Data entries:
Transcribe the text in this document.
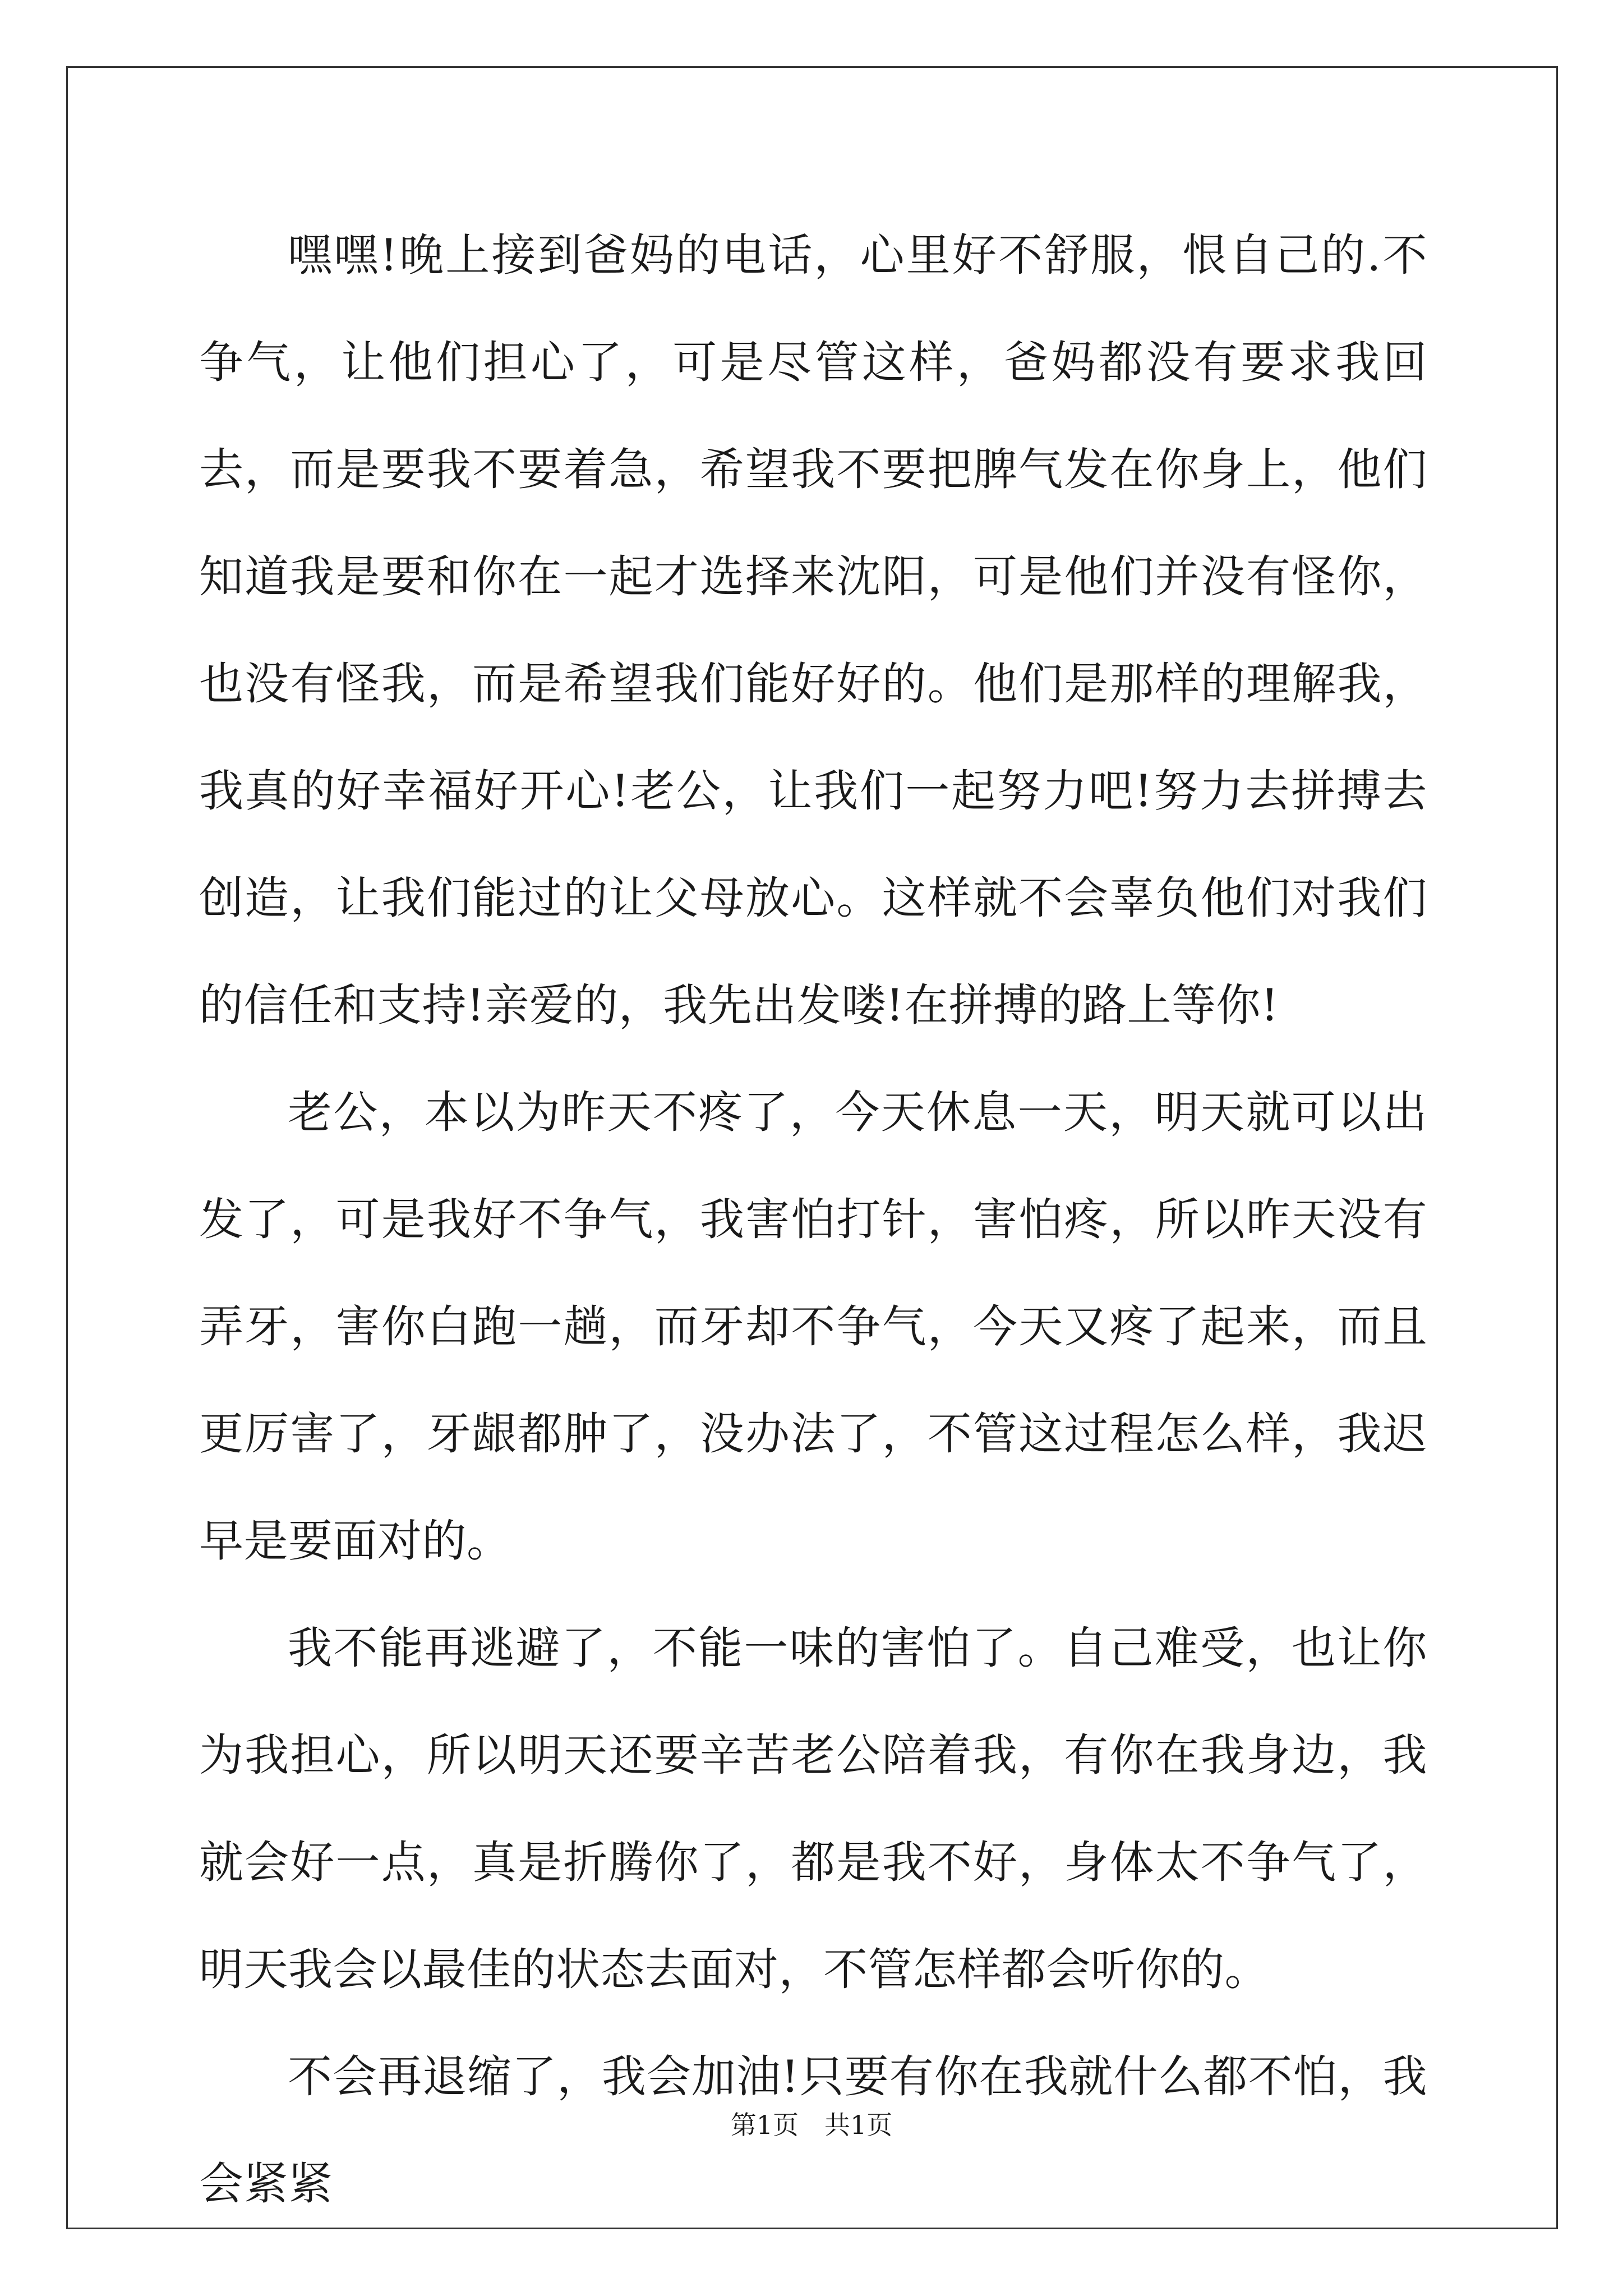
嘿嘿!晚上接到爸妈的电话，心里好不舒服，恨自己的.不争气，让他们担心了，可是尽管这样，爸妈都没有要求我回去，而是要我不要着急，希望我不要把脾气发在你身上，他们知道我是要和你在一起才选择来沈阳，可是他们并没有怪你，也没有怪我，而是希望我们能好好的。他们是那样的理解我，我真的好幸福好开心!老公，让我们一起努力吧!努力去拼搏去创造，让我们能过的让父母放心。这样就不会辜负他们对我们的信任和支持!亲爱的，我先出发喽!在拼搏的路上等你!

老公，本以为昨天不疼了，今天休息一天，明天就可以出发了，可是我好不争气，我害怕打针，害怕疼，所以昨天没有弄牙，害你白跑一趟，而牙却不争气，今天又疼了起来，而且更厉害了，牙龈都肿了，没办法了，不管这过程怎么样，我迟早是要面对的。

我不能再逃避了，不能一味的害怕了。自己难受，也让你为我担心，所以明天还要辛苦老公陪着我，有你在我身边，我就会好一点，真是折腾你了，都是我不好，身体太不争气了，明天我会以最佳的状态去面对，不管怎样都会听你的。

不会再退缩了，我会加油!只要有你在我就什么都不怕，我会紧紧

第1页　共1页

#### [Given task]
Images in the records should not be copied. Repeat all the rest exactly.

#### [Response for this exercise]
Transcribe the text in this document.
嘿嘿!晚上接到爸妈的电话，心里好不舒服，恨自己的.不争气，让他们担心了，可是尽管这样，爸妈都没有要求我回去，而是要我不要着急，希望我不要把脾气发在你身上，他们知道我是要和你在一起才选择来沈阳，可是他们并没有怪你，也没有怪我，而是希望我们能好好的。他们是那样的理解我，我真的好幸福好开心!老公，让我们一起努力吧!努力去拼搏去创造，让我们能过的让父母放心。这样就不会辜负他们对我们的信任和支持!亲爱的，我先出发喽!在拼搏的路上等你!

老公，本以为昨天不疼了，今天休息一天，明天就可以出发了，可是我好不争气，我害怕打针，害怕疼，所以昨天没有弄牙，害你白跑一趟，而牙却不争气，今天又疼了起来，而且更厉害了，牙龈都肿了，没办法了，不管这过程怎么样，我迟早是要面对的。

我不能再逃避了，不能一味的害怕了。自己难受，也让你为我担心，所以明天还要辛苦老公陪着我，有你在我身边，我就会好一点，真是折腾你了，都是我不好，身体太不争气了，明天我会以最佳的状态去面对，不管怎样都会听你的。

不会再退缩了，我会加油!只要有你在我就什么都不怕，我会紧紧

第1页　共1页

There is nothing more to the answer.